Aim:
Retype the data that follows line by line, exactly, and leave its pictures out.

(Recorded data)

###

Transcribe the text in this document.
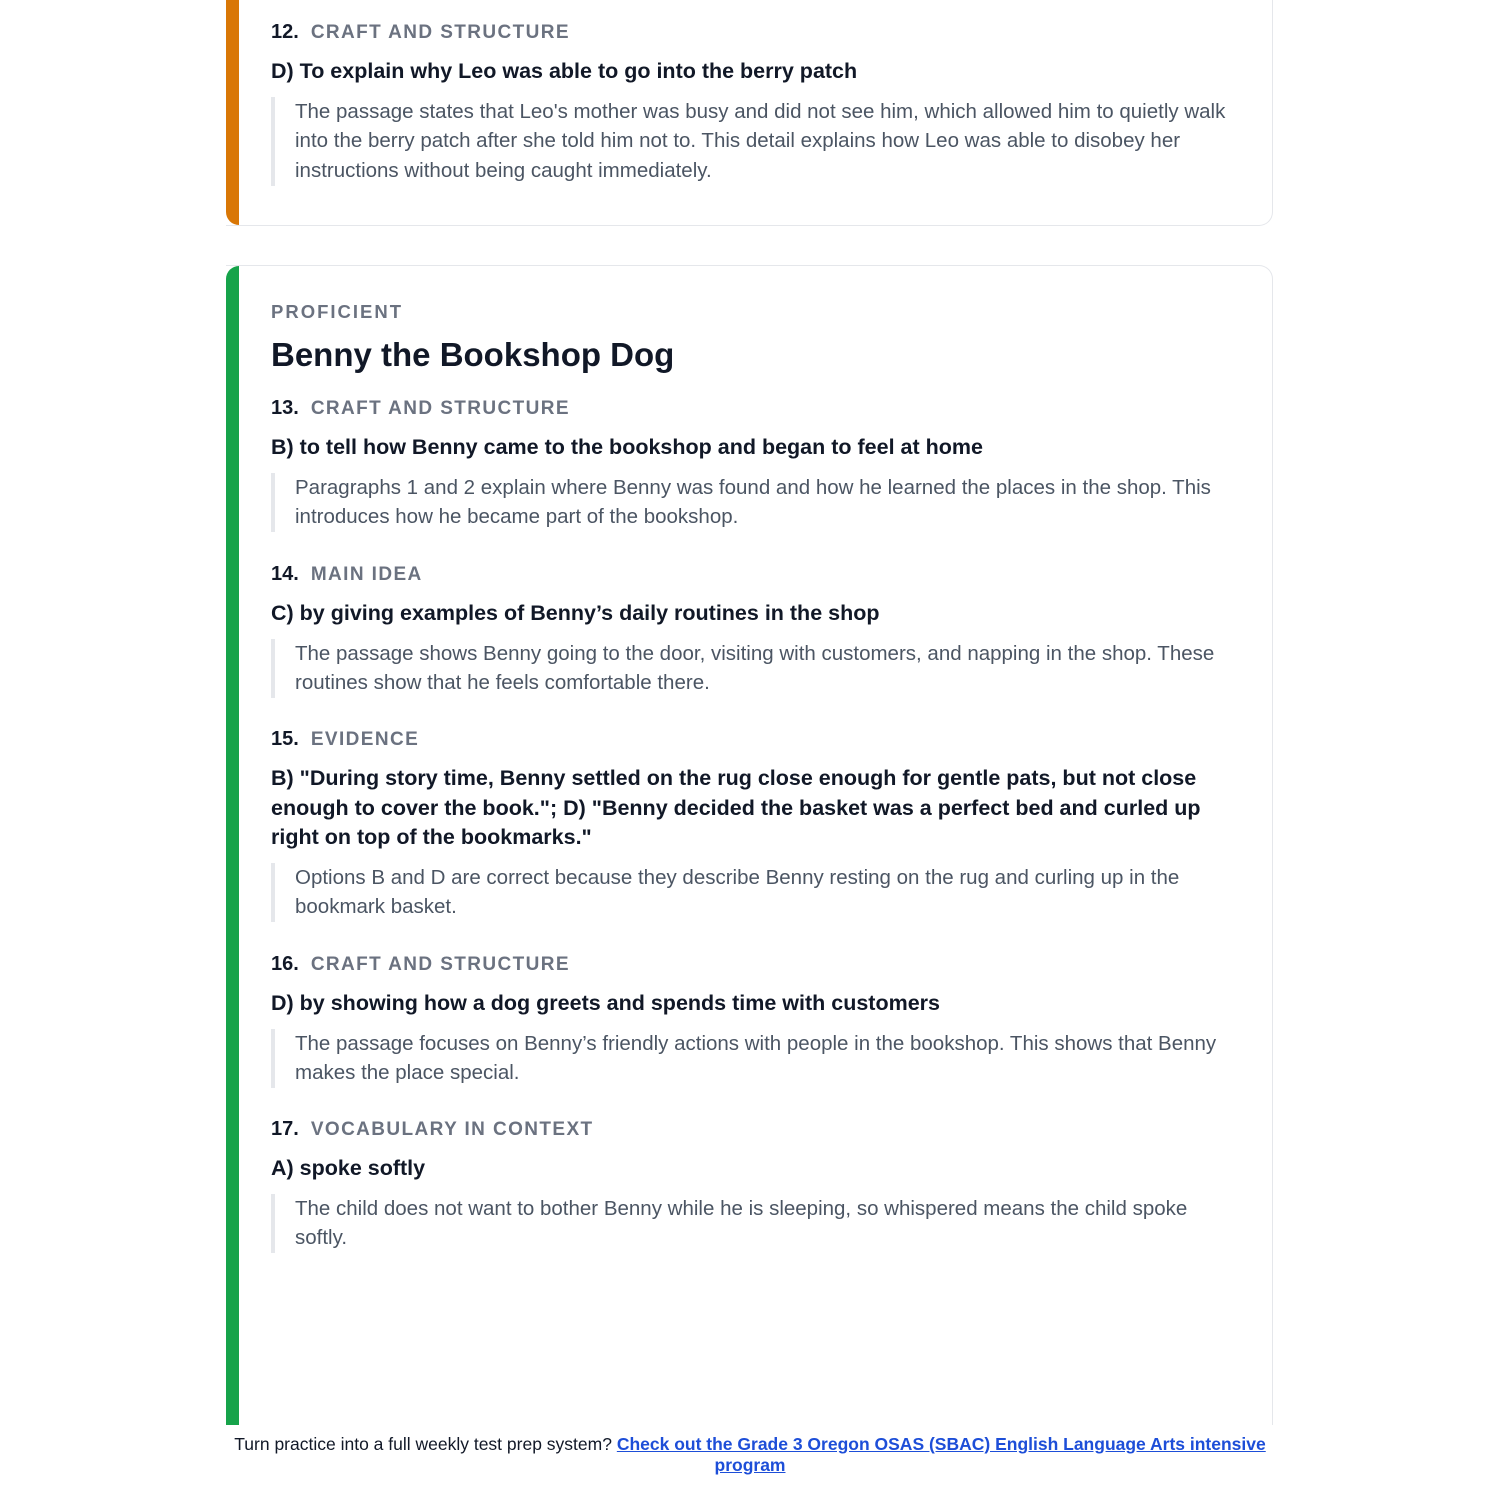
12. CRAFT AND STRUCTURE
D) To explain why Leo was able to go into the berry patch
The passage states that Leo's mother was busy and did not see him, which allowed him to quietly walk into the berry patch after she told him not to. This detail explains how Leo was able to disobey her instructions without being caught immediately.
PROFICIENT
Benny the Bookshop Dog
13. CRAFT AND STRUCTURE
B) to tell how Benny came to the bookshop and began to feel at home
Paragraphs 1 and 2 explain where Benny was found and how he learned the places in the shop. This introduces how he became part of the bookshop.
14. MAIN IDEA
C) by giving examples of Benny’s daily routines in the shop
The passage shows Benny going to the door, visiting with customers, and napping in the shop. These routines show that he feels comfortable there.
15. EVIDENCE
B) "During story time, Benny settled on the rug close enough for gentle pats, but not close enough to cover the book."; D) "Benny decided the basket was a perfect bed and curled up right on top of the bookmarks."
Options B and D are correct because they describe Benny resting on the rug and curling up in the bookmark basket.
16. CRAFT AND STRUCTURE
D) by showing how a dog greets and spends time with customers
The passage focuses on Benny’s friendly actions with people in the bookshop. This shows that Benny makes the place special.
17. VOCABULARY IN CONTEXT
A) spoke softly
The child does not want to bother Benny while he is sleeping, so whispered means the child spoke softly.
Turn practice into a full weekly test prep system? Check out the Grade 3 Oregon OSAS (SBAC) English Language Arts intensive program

###

Complete answer:
Transcribe the text in this document.
12. CRAFT AND STRUCTURE
D) To explain why Leo was able to go into the berry patch
The passage states that Leo's mother was busy and did not see him, which allowed him to quietly walk into the berry patch after she told him not to. This detail explains how Leo was able to disobey her instructions without being caught immediately.
PROFICIENT
Benny the Bookshop Dog
13. CRAFT AND STRUCTURE
B) to tell how Benny came to the bookshop and began to feel at home
Paragraphs 1 and 2 explain where Benny was found and how he learned the places in the shop. This introduces how he became part of the bookshop.
14. MAIN IDEA
C) by giving examples of Benny’s daily routines in the shop
The passage shows Benny going to the door, visiting with customers, and napping in the shop. These routines show that he feels comfortable there.
15. EVIDENCE
B) "During story time, Benny settled on the rug close enough for gentle pats, but not close enough to cover the book."; D) "Benny decided the basket was a perfect bed and curled up right on top of the bookmarks."
Options B and D are correct because they describe Benny resting on the rug and curling up in the bookmark basket.
16. CRAFT AND STRUCTURE
D) by showing how a dog greets and spends time with customers
The passage focuses on Benny’s friendly actions with people in the bookshop. This shows that Benny makes the place special.
17. VOCABULARY IN CONTEXT
A) spoke softly
The child does not want to bother Benny while he is sleeping, so whispered means the child spoke softly.
Turn practice into a full weekly test prep system? Check out the Grade 3 Oregon OSAS (SBAC) English Language Arts intensive program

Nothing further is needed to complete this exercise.